* Written exercise *
Bring together all lines of the material below that contain the string "JSON".

Excerpts from a figure dataset
* * * * * * *
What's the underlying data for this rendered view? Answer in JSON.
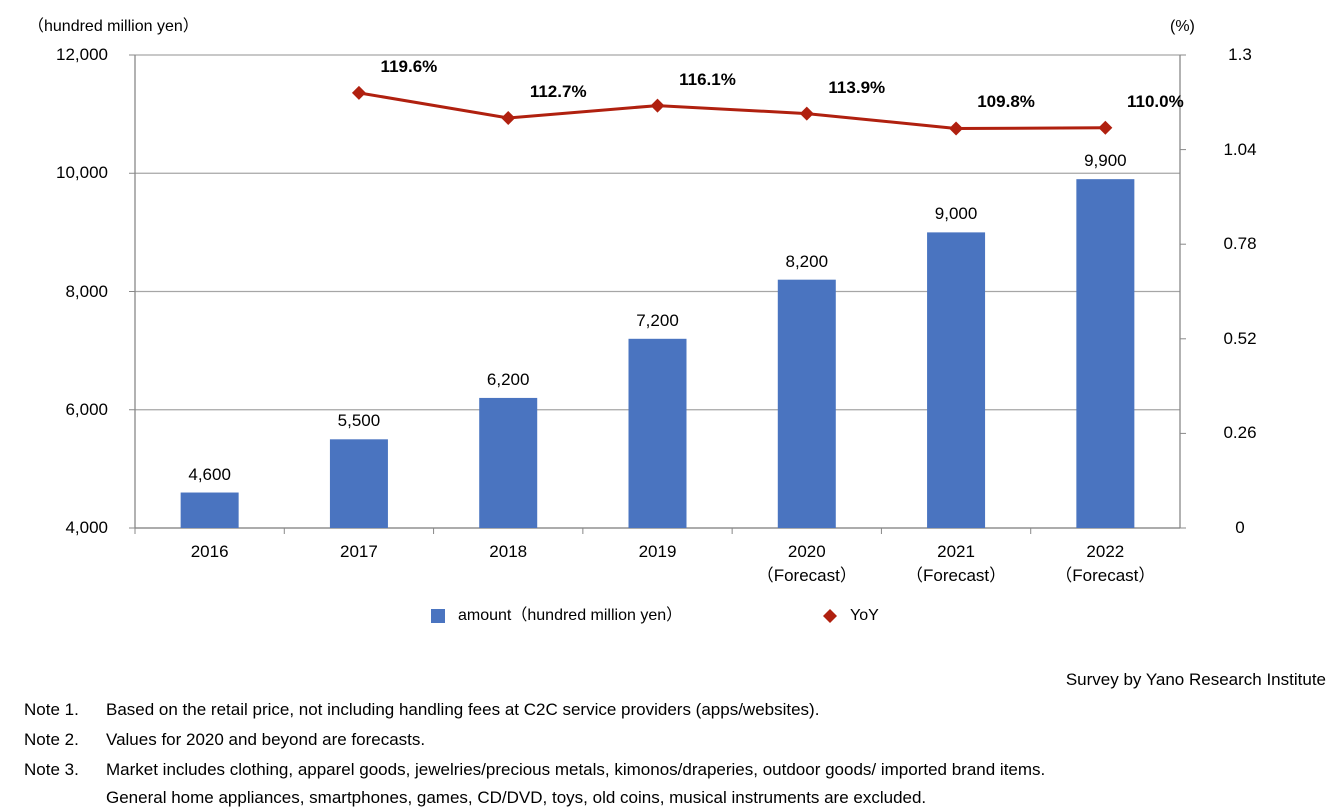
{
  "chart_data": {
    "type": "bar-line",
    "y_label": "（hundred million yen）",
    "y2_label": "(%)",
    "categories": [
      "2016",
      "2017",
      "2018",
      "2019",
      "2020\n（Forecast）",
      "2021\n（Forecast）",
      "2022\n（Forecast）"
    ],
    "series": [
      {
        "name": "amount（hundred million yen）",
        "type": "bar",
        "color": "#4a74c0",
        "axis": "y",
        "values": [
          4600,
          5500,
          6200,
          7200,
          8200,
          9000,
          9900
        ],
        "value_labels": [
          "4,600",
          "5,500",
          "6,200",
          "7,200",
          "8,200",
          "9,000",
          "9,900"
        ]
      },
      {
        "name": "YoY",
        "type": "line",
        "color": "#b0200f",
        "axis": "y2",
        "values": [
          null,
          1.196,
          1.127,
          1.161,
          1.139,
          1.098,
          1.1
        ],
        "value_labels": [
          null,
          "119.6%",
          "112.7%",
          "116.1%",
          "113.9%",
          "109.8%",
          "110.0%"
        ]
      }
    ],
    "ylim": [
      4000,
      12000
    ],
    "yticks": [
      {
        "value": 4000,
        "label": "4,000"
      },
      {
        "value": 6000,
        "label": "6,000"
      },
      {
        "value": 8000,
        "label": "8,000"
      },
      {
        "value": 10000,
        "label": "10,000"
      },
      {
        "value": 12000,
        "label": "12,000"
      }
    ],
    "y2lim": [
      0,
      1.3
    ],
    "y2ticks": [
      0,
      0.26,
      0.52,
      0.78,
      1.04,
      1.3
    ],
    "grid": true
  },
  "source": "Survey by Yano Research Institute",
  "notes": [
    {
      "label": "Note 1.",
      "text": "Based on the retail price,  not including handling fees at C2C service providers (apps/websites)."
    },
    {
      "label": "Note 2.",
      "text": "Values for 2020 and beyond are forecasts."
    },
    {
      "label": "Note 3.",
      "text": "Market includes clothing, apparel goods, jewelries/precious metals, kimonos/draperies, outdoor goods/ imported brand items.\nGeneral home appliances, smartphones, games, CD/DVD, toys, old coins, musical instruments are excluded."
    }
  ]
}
* * * * * * *
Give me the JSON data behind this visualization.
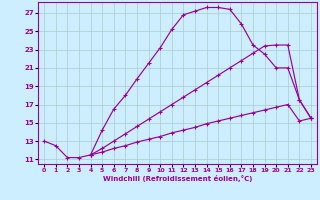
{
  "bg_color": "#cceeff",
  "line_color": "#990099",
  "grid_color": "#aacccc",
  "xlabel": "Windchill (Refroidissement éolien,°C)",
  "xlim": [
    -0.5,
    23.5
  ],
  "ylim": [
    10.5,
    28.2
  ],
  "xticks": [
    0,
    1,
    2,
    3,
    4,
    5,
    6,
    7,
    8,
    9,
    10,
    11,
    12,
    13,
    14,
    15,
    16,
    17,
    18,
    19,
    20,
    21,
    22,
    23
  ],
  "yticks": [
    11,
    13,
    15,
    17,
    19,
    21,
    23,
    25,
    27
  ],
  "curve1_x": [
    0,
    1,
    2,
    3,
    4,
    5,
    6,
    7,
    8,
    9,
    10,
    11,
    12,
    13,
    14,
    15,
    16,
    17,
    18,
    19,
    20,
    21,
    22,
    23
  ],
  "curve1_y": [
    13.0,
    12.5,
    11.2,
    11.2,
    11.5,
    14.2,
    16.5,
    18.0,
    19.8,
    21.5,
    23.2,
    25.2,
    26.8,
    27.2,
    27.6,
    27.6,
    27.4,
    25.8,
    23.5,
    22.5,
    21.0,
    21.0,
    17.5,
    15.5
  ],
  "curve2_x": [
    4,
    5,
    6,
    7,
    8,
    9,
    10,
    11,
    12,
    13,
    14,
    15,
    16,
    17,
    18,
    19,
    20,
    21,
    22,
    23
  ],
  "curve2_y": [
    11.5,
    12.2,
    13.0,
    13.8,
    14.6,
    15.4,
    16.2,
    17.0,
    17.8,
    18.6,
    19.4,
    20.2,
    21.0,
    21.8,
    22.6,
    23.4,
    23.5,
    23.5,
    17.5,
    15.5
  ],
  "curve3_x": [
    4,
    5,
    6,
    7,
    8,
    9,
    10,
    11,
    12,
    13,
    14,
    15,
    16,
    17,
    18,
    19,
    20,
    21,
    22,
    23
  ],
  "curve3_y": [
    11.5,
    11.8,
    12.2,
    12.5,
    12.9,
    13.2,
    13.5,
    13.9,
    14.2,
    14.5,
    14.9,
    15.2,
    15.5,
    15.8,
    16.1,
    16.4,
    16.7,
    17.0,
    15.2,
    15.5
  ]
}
* * * * * * *
* Output for this exercise *
What's the underlying data for this rendered view? Answer in JSON.
Give me the JSON data behind this visualization.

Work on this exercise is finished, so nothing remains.